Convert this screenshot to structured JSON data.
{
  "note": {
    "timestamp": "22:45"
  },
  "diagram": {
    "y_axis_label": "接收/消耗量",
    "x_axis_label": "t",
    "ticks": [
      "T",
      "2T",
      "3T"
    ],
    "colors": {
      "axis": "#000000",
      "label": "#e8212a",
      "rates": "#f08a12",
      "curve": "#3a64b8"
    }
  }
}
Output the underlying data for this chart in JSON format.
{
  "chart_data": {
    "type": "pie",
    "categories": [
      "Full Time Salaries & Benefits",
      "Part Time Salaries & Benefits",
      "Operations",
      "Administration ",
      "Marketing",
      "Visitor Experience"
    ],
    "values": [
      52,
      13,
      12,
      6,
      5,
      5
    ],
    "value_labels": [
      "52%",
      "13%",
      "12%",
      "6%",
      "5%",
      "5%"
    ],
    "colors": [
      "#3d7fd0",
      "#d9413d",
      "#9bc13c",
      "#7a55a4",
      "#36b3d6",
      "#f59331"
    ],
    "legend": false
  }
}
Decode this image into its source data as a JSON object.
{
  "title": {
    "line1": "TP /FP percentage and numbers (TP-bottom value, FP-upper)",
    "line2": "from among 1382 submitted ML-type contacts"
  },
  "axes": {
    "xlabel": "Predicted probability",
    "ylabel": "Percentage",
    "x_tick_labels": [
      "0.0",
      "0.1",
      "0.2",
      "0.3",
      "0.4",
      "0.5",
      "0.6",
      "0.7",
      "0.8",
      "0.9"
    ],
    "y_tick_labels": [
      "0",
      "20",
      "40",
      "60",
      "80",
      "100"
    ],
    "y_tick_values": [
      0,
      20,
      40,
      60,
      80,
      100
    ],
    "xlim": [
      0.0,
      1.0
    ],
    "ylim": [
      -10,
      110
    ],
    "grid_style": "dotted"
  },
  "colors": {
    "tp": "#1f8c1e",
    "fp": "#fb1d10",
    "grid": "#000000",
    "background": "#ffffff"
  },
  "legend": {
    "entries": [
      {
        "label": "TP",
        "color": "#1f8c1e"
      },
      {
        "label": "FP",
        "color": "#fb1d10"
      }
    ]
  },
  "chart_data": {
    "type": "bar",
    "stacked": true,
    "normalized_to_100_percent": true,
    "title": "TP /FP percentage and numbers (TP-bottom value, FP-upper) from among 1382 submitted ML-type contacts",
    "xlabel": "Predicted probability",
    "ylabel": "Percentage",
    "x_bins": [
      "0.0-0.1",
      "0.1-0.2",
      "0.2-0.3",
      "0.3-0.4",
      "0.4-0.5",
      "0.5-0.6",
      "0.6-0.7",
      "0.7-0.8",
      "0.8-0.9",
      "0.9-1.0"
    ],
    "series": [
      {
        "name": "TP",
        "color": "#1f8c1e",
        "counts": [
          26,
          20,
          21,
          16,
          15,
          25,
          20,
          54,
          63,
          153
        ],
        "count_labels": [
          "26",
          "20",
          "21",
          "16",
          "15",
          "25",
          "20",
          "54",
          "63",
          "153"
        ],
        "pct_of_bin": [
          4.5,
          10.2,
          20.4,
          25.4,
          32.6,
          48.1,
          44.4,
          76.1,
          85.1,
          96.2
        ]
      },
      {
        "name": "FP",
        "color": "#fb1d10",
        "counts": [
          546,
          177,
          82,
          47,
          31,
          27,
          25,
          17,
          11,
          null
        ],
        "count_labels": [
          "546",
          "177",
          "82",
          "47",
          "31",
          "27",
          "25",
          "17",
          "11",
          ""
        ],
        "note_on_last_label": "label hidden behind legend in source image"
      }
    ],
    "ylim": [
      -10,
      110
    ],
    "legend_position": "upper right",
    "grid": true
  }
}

_ _ _ _ _

- **YOUR INSTRUCTIONS**:
Retype every entry above, word for word.

- **FINAL ANSWER**:
Convert this screenshot to structured JSON data.
{
  "note": {
    "timestamp": "22:45"
  },
  "diagram": {
    "y_axis_label": "接收/消耗量",
    "x_axis_label": "t",
    "ticks": [
      "T",
      "2T",
      "3T"
    ],
    "colors": {
      "axis": "#000000",
      "label": "#e8212a",
      "rates": "#f08a12",
      "curve": "#3a64b8"
    }
  }
}
Output the underlying data for this chart in JSON format.
{
  "chart_data": {
    "type": "pie",
    "categories": [
      "Full Time Salaries & Benefits",
      "Part Time Salaries & Benefits",
      "Operations",
      "Administration ",
      "Marketing",
      "Visitor Experience"
    ],
    "values": [
      52,
      13,
      12,
      6,
      5,
      5
    ],
    "value_labels": [
      "52%",
      "13%",
      "12%",
      "6%",
      "5%",
      "5%"
    ],
    "colors": [
      "#3d7fd0",
      "#d9413d",
      "#9bc13c",
      "#7a55a4",
      "#36b3d6",
      "#f59331"
    ],
    "legend": false
  }
}
Decode this image into its source data as a JSON object.
{
  "title": {
    "line1": "TP /FP percentage and numbers (TP-bottom value, FP-upper)",
    "line2": "from among 1382 submitted ML-type contacts"
  },
  "axes": {
    "xlabel": "Predicted probability",
    "ylabel": "Percentage",
    "x_tick_labels": [
      "0.0",
      "0.1",
      "0.2",
      "0.3",
      "0.4",
      "0.5",
      "0.6",
      "0.7",
      "0.8",
      "0.9"
    ],
    "y_tick_labels": [
      "0",
      "20",
      "40",
      "60",
      "80",
      "100"
    ],
    "y_tick_values": [
      0,
      20,
      40,
      60,
      80,
      100
    ],
    "xlim": [
      0.0,
      1.0
    ],
    "ylim": [
      -10,
      110
    ],
    "grid_style": "dotted"
  },
  "colors": {
    "tp": "#1f8c1e",
    "fp": "#fb1d10",
    "grid": "#000000",
    "background": "#ffffff"
  },
  "legend": {
    "entries": [
      {
        "label": "TP",
        "color": "#1f8c1e"
      },
      {
        "label": "FP",
        "color": "#fb1d10"
      }
    ]
  },
  "chart_data": {
    "type": "bar",
    "stacked": true,
    "normalized_to_100_percent": true,
    "title": "TP /FP percentage and numbers (TP-bottom value, FP-upper) from among 1382 submitted ML-type contacts",
    "xlabel": "Predicted probability",
    "ylabel": "Percentage",
    "x_bins": [
      "0.0-0.1",
      "0.1-0.2",
      "0.2-0.3",
      "0.3-0.4",
      "0.4-0.5",
      "0.5-0.6",
      "0.6-0.7",
      "0.7-0.8",
      "0.8-0.9",
      "0.9-1.0"
    ],
    "series": [
      {
        "name": "TP",
        "color": "#1f8c1e",
        "counts": [
          26,
          20,
          21,
          16,
          15,
          25,
          20,
          54,
          63,
          153
        ],
        "count_labels": [
          "26",
          "20",
          "21",
          "16",
          "15",
          "25",
          "20",
          "54",
          "63",
          "153"
        ],
        "pct_of_bin": [
          4.5,
          10.2,
          20.4,
          25.4,
          32.6,
          48.1,
          44.4,
          76.1,
          85.1,
          96.2
        ]
      },
      {
        "name": "FP",
        "color": "#fb1d10",
        "counts": [
          546,
          177,
          82,
          47,
          31,
          27,
          25,
          17,
          11,
          null
        ],
        "count_labels": [
          "546",
          "177",
          "82",
          "47",
          "31",
          "27",
          "25",
          "17",
          "11",
          ""
        ],
        "note_on_last_label": "label hidden behind legend in source image"
      }
    ],
    "ylim": [
      -10,
      110
    ],
    "legend_position": "upper right",
    "grid": true
  }
}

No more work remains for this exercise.